[Items from a dataset]
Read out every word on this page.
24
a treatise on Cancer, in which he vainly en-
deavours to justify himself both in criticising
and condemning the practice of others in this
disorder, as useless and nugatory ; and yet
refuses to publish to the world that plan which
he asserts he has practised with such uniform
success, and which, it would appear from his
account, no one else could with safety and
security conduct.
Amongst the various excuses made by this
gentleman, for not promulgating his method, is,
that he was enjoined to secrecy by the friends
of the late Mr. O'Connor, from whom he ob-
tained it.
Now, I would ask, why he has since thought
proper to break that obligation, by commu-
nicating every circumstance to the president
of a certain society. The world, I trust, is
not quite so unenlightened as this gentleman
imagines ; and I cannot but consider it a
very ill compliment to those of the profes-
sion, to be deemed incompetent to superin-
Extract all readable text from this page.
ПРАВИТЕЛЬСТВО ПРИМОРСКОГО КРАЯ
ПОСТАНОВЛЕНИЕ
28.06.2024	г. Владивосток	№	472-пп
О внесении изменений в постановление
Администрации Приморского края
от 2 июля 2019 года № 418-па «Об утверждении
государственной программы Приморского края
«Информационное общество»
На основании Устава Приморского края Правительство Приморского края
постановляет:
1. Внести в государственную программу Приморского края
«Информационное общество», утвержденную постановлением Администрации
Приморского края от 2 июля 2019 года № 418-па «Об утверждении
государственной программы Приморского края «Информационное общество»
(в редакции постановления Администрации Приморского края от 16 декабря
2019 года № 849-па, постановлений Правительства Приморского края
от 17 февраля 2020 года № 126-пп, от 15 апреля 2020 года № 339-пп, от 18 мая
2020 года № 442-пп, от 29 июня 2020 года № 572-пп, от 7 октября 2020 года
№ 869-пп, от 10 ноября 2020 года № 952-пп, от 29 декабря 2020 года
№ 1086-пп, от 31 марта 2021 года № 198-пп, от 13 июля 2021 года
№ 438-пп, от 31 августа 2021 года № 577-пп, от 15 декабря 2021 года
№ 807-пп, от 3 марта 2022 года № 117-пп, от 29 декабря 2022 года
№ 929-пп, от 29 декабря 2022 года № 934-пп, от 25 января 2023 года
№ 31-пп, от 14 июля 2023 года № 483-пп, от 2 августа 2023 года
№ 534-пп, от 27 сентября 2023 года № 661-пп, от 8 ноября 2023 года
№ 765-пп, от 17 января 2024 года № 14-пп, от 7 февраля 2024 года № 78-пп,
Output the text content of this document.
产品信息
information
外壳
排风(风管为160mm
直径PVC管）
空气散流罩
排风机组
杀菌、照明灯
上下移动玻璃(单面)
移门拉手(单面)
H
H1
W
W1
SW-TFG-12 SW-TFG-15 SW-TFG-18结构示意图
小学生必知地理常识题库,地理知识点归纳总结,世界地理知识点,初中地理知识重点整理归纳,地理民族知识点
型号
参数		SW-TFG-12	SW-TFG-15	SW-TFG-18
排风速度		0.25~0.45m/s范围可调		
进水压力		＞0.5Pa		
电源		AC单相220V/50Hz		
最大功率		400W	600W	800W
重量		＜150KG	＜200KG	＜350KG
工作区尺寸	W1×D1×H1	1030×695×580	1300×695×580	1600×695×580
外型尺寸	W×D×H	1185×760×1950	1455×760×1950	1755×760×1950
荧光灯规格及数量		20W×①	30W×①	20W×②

- Exercise
In the entries above, locate every line with the word "декабря" and copy it.

- Solution to the problem
(в редакции постановления Администрации Приморского края от 16 декабря
№ 869-пп, от 10 ноября 2020 года № 952-пп, от 29 декабря 2020 года
№ 438-пп, от 31 августа 2021 года № 577-пп, от 15 декабря 2021 года
№ 807-пп, от 3 марта 2022 года № 117-пп, от 29 декабря 2022 года
№ 929-пп, от 29 декабря 2022 года № 934-пп, от 25 января 2023 года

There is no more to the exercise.